** Begin **

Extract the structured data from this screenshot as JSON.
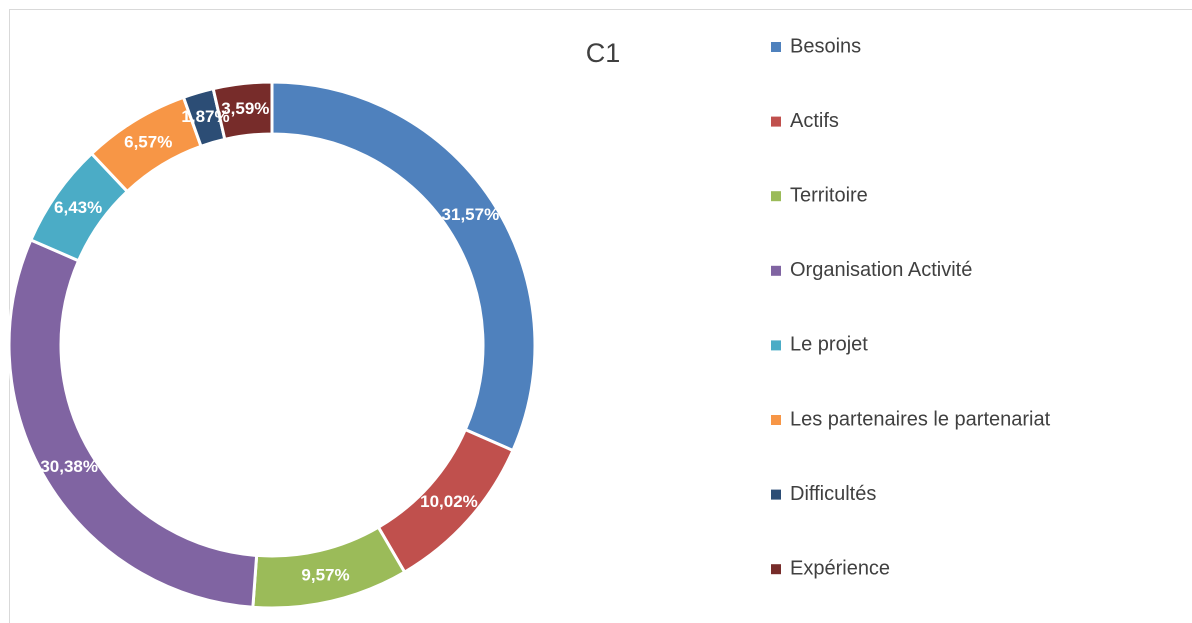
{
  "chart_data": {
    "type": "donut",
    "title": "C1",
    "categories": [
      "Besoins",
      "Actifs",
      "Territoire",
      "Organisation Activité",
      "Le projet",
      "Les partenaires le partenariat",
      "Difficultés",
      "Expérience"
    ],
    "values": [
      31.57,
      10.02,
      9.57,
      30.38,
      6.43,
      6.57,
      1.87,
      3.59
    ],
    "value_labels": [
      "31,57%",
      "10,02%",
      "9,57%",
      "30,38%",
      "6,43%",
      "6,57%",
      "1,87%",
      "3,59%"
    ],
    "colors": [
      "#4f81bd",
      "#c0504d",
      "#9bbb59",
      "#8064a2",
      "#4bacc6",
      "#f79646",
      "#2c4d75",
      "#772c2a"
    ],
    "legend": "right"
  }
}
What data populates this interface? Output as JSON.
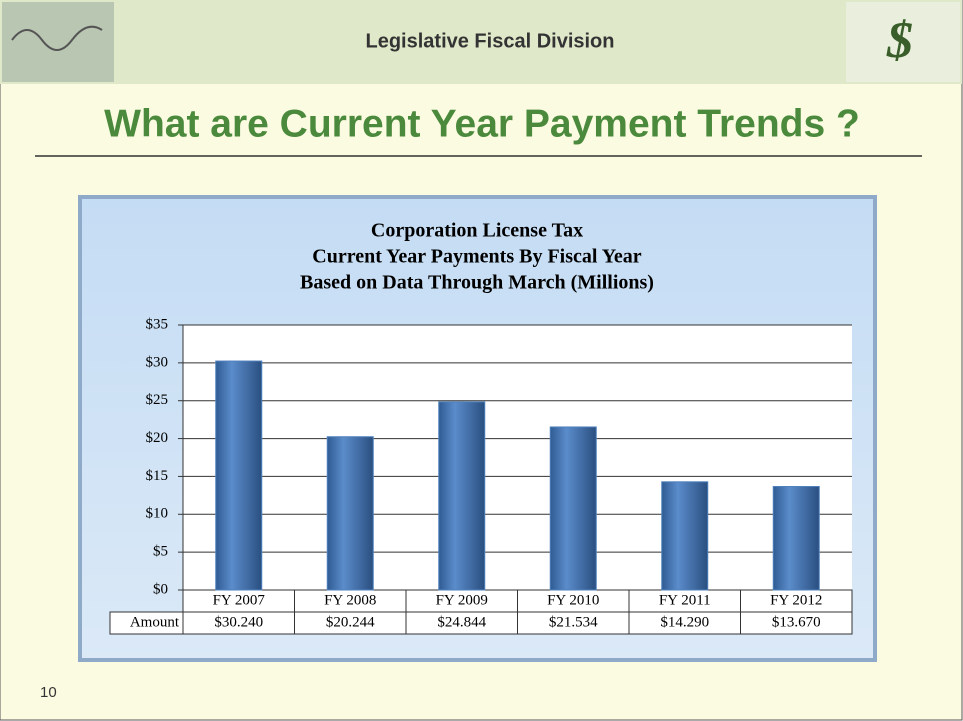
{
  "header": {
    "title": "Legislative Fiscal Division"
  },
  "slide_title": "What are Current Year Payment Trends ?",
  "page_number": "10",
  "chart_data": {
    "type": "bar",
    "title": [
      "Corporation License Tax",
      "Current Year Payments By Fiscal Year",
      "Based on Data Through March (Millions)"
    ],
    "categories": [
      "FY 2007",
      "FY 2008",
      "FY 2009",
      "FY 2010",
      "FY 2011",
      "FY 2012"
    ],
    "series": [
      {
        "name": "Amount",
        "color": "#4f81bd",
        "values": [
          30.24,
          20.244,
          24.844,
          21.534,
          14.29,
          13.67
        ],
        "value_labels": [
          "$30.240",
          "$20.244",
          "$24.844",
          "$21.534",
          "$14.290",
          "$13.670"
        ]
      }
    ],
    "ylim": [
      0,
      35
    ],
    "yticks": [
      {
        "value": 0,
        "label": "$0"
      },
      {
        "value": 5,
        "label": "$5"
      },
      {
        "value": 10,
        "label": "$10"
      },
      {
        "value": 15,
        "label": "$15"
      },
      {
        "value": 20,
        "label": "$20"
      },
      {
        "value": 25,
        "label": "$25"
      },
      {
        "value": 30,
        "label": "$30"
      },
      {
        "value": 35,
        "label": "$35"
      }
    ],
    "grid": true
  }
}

** End **

**Stated task:**
Go through the records. Copy each line where "Fiscal" appears.

**Final result:**
    "title": "Legislative Fiscal Division"
      "Current Year Payments By Fiscal Year",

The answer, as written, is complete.